• [MATERIAL PROVIDED]
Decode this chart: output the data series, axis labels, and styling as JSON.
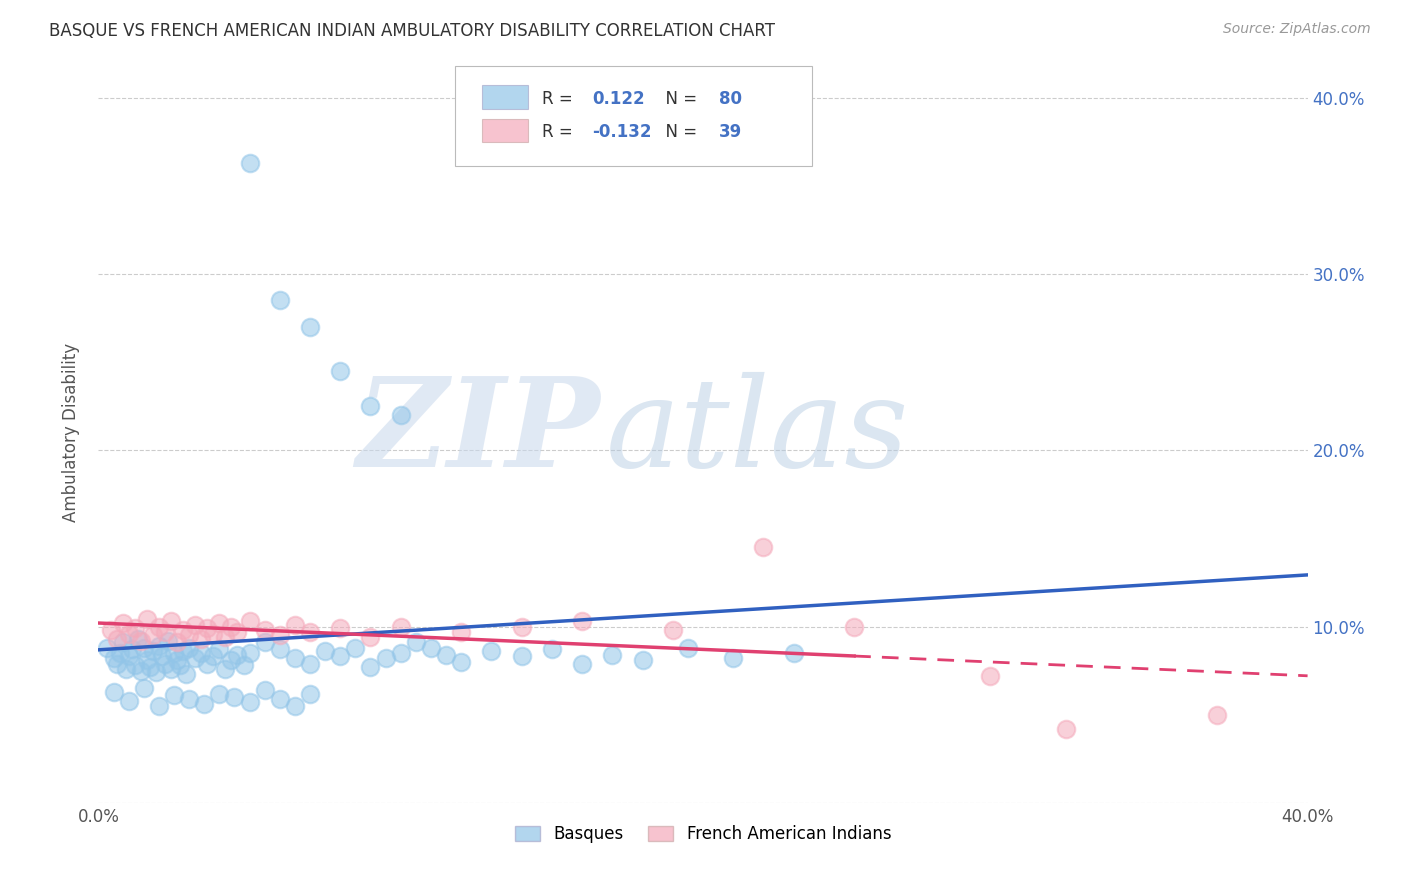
{
  "title": "BASQUE VS FRENCH AMERICAN INDIAN AMBULATORY DISABILITY CORRELATION CHART",
  "source": "Source: ZipAtlas.com",
  "ylabel": "Ambulatory Disability",
  "xlim": [
    0.0,
    0.4
  ],
  "ylim": [
    0.0,
    0.42
  ],
  "grid_color": "#cccccc",
  "background_color": "#ffffff",
  "blue_color": "#92C5E8",
  "pink_color": "#F4AABB",
  "blue_line_color": "#3060C0",
  "pink_line_color": "#E04070",
  "watermark_zip": "ZIP",
  "watermark_atlas": "atlas",
  "legend_label1": "Basques",
  "legend_label2": "French American Indians",
  "blue_x": [
    0.003,
    0.005,
    0.006,
    0.007,
    0.008,
    0.009,
    0.01,
    0.011,
    0.012,
    0.013,
    0.014,
    0.015,
    0.016,
    0.017,
    0.018,
    0.019,
    0.02,
    0.021,
    0.022,
    0.023,
    0.024,
    0.025,
    0.026,
    0.027,
    0.028,
    0.029,
    0.03,
    0.032,
    0.034,
    0.036,
    0.038,
    0.04,
    0.042,
    0.044,
    0.046,
    0.048,
    0.05,
    0.055,
    0.06,
    0.065,
    0.07,
    0.075,
    0.08,
    0.085,
    0.09,
    0.095,
    0.1,
    0.105,
    0.11,
    0.115,
    0.12,
    0.13,
    0.14,
    0.15,
    0.16,
    0.17,
    0.18,
    0.195,
    0.21,
    0.23,
    0.005,
    0.01,
    0.015,
    0.02,
    0.025,
    0.03,
    0.035,
    0.04,
    0.045,
    0.05,
    0.055,
    0.06,
    0.065,
    0.07,
    0.05,
    0.06,
    0.07,
    0.08,
    0.09,
    0.1
  ],
  "blue_y": [
    0.088,
    0.082,
    0.079,
    0.085,
    0.091,
    0.076,
    0.083,
    0.087,
    0.078,
    0.093,
    0.075,
    0.088,
    0.081,
    0.077,
    0.086,
    0.074,
    0.089,
    0.083,
    0.079,
    0.092,
    0.076,
    0.085,
    0.081,
    0.078,
    0.086,
    0.073,
    0.088,
    0.082,
    0.085,
    0.079,
    0.083,
    0.087,
    0.076,
    0.081,
    0.084,
    0.078,
    0.085,
    0.091,
    0.087,
    0.082,
    0.079,
    0.086,
    0.083,
    0.088,
    0.077,
    0.082,
    0.085,
    0.091,
    0.088,
    0.084,
    0.08,
    0.086,
    0.083,
    0.087,
    0.079,
    0.084,
    0.081,
    0.088,
    0.082,
    0.085,
    0.063,
    0.058,
    0.065,
    0.055,
    0.061,
    0.059,
    0.056,
    0.062,
    0.06,
    0.057,
    0.064,
    0.059,
    0.055,
    0.062,
    0.363,
    0.285,
    0.27,
    0.245,
    0.225,
    0.22
  ],
  "pink_x": [
    0.004,
    0.006,
    0.008,
    0.01,
    0.012,
    0.014,
    0.016,
    0.018,
    0.02,
    0.022,
    0.024,
    0.026,
    0.028,
    0.03,
    0.032,
    0.034,
    0.036,
    0.038,
    0.04,
    0.042,
    0.044,
    0.046,
    0.05,
    0.055,
    0.06,
    0.065,
    0.07,
    0.08,
    0.09,
    0.1,
    0.12,
    0.14,
    0.16,
    0.19,
    0.22,
    0.25,
    0.295,
    0.32,
    0.37
  ],
  "pink_y": [
    0.098,
    0.093,
    0.102,
    0.096,
    0.099,
    0.092,
    0.104,
    0.095,
    0.1,
    0.097,
    0.103,
    0.091,
    0.098,
    0.095,
    0.101,
    0.093,
    0.099,
    0.096,
    0.102,
    0.094,
    0.1,
    0.097,
    0.103,
    0.098,
    0.095,
    0.101,
    0.097,
    0.099,
    0.094,
    0.1,
    0.097,
    0.1,
    0.103,
    0.098,
    0.145,
    0.1,
    0.072,
    0.042,
    0.05
  ],
  "blue_intercept": 0.082,
  "blue_slope": 0.02,
  "pink_intercept": 0.097,
  "pink_slope": -0.06
}
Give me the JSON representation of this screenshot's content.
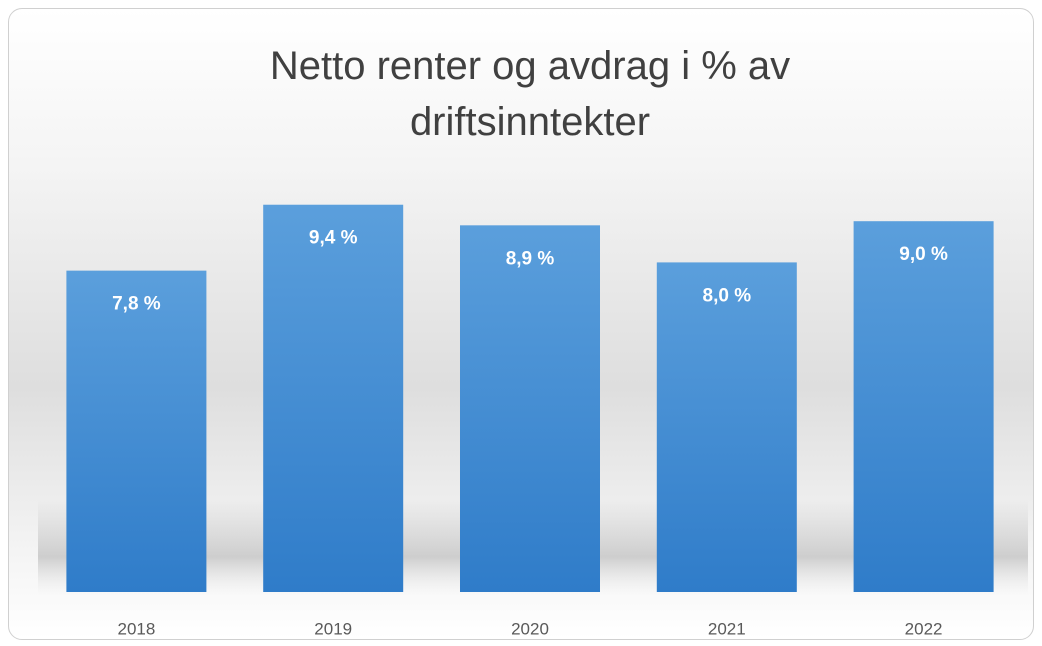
{
  "chart_data": {
    "type": "bar",
    "title": "Netto renter og avdrag i % av driftsinntekter",
    "categories": [
      "2018",
      "2019",
      "2020",
      "2021",
      "2022"
    ],
    "values": [
      7.8,
      9.4,
      8.9,
      8.0,
      9.0
    ],
    "value_labels": [
      "7,8 %",
      "9,4 %",
      "8,9 %",
      "8,0 %",
      "9,0 %"
    ],
    "color": "#4a8fd6",
    "ylim": [
      0,
      10
    ]
  }
}
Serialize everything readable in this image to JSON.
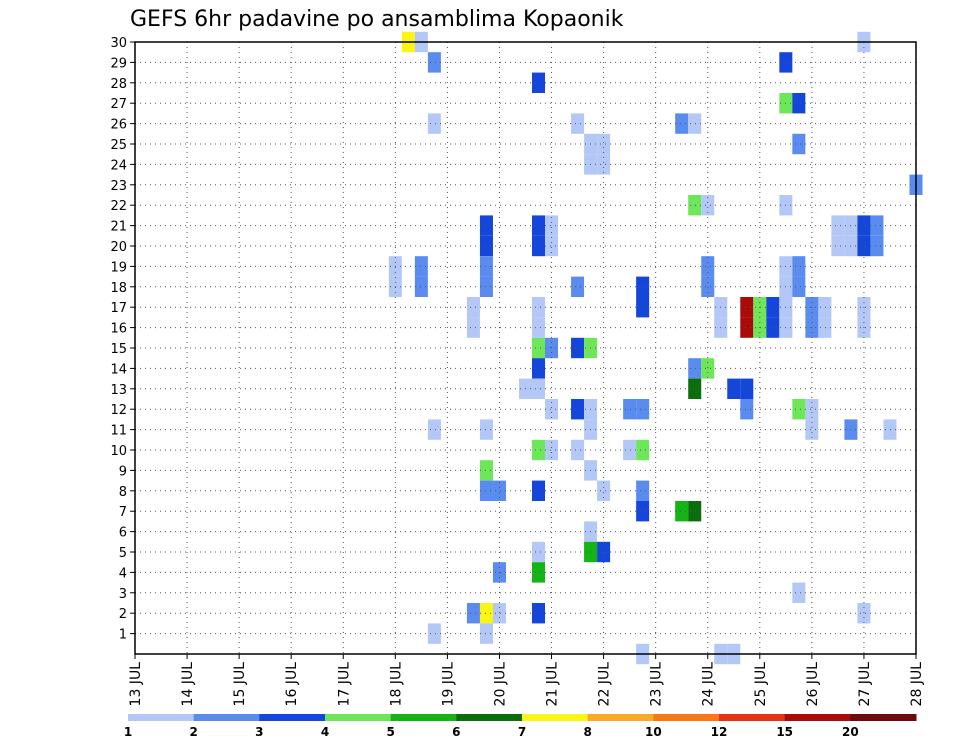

• [INSTRUCTION]
Repeat the data exactly in full, omitting its pictures.

• [ANSWER TO THIS EXERCISE]
Decode this chart: output the data series, axis labels, and styling as JSON.
{
  "title": "BASQUE VS FRENCH AMERICAN INDIAN AMBULATORY DISABILITY CORRELATION CHART",
  "source": "Source: ZipAtlas.com",
  "ylabel": "Ambulatory Disability",
  "xlim": [
    0.0,
    0.4
  ],
  "ylim": [
    0.0,
    0.42
  ],
  "grid_color": "#cccccc",
  "background_color": "#ffffff",
  "blue_color": "#92C5E8",
  "pink_color": "#F4AABB",
  "blue_line_color": "#3060C0",
  "pink_line_color": "#E04070",
  "watermark_zip": "ZIP",
  "watermark_atlas": "atlas",
  "legend_label1": "Basques",
  "legend_label2": "French American Indians",
  "blue_x": [
    0.003,
    0.005,
    0.006,
    0.007,
    0.008,
    0.009,
    0.01,
    0.011,
    0.012,
    0.013,
    0.014,
    0.015,
    0.016,
    0.017,
    0.018,
    0.019,
    0.02,
    0.021,
    0.022,
    0.023,
    0.024,
    0.025,
    0.026,
    0.027,
    0.028,
    0.029,
    0.03,
    0.032,
    0.034,
    0.036,
    0.038,
    0.04,
    0.042,
    0.044,
    0.046,
    0.048,
    0.05,
    0.055,
    0.06,
    0.065,
    0.07,
    0.075,
    0.08,
    0.085,
    0.09,
    0.095,
    0.1,
    0.105,
    0.11,
    0.115,
    0.12,
    0.13,
    0.14,
    0.15,
    0.16,
    0.17,
    0.18,
    0.195,
    0.21,
    0.23,
    0.005,
    0.01,
    0.015,
    0.02,
    0.025,
    0.03,
    0.035,
    0.04,
    0.045,
    0.05,
    0.055,
    0.06,
    0.065,
    0.07,
    0.05,
    0.06,
    0.07,
    0.08,
    0.09,
    0.1
  ],
  "blue_y": [
    0.088,
    0.082,
    0.079,
    0.085,
    0.091,
    0.076,
    0.083,
    0.087,
    0.078,
    0.093,
    0.075,
    0.088,
    0.081,
    0.077,
    0.086,
    0.074,
    0.089,
    0.083,
    0.079,
    0.092,
    0.076,
    0.085,
    0.081,
    0.078,
    0.086,
    0.073,
    0.088,
    0.082,
    0.085,
    0.079,
    0.083,
    0.087,
    0.076,
    0.081,
    0.084,
    0.078,
    0.085,
    0.091,
    0.087,
    0.082,
    0.079,
    0.086,
    0.083,
    0.088,
    0.077,
    0.082,
    0.085,
    0.091,
    0.088,
    0.084,
    0.08,
    0.086,
    0.083,
    0.087,
    0.079,
    0.084,
    0.081,
    0.088,
    0.082,
    0.085,
    0.063,
    0.058,
    0.065,
    0.055,
    0.061,
    0.059,
    0.056,
    0.062,
    0.06,
    0.057,
    0.064,
    0.059,
    0.055,
    0.062,
    0.363,
    0.285,
    0.27,
    0.245,
    0.225,
    0.22
  ],
  "pink_x": [
    0.004,
    0.006,
    0.008,
    0.01,
    0.012,
    0.014,
    0.016,
    0.018,
    0.02,
    0.022,
    0.024,
    0.026,
    0.028,
    0.03,
    0.032,
    0.034,
    0.036,
    0.038,
    0.04,
    0.042,
    0.044,
    0.046,
    0.05,
    0.055,
    0.06,
    0.065,
    0.07,
    0.08,
    0.09,
    0.1,
    0.12,
    0.14,
    0.16,
    0.19,
    0.22,
    0.25,
    0.295,
    0.32,
    0.37
  ],
  "pink_y": [
    0.098,
    0.093,
    0.102,
    0.096,
    0.099,
    0.092,
    0.104,
    0.095,
    0.1,
    0.097,
    0.103,
    0.091,
    0.098,
    0.095,
    0.101,
    0.093,
    0.099,
    0.096,
    0.102,
    0.094,
    0.1,
    0.097,
    0.103,
    0.098,
    0.095,
    0.101,
    0.097,
    0.099,
    0.094,
    0.1,
    0.097,
    0.1,
    0.103,
    0.098,
    0.145,
    0.1,
    0.072,
    0.042,
    0.05
  ],
  "blue_intercept": 0.082,
  "blue_slope": 0.02,
  "pink_intercept": 0.097,
  "pink_slope": -0.06
}
Give me the JSON representation of this screenshot's content.
{
  "chart_data": {
    "type": "bar",
    "title": "Netto renter og avdrag i % av driftsinntekter",
    "categories": [
      "2018",
      "2019",
      "2020",
      "2021",
      "2022"
    ],
    "values": [
      7.8,
      9.4,
      8.9,
      8.0,
      9.0
    ],
    "value_labels": [
      "7,8 %",
      "9,4 %",
      "8,9 %",
      "8,0 %",
      "9,0 %"
    ],
    "color": "#4a8fd6",
    "ylim": [
      0,
      10
    ]
  }
}
Serialize everything readable in this image to JSON.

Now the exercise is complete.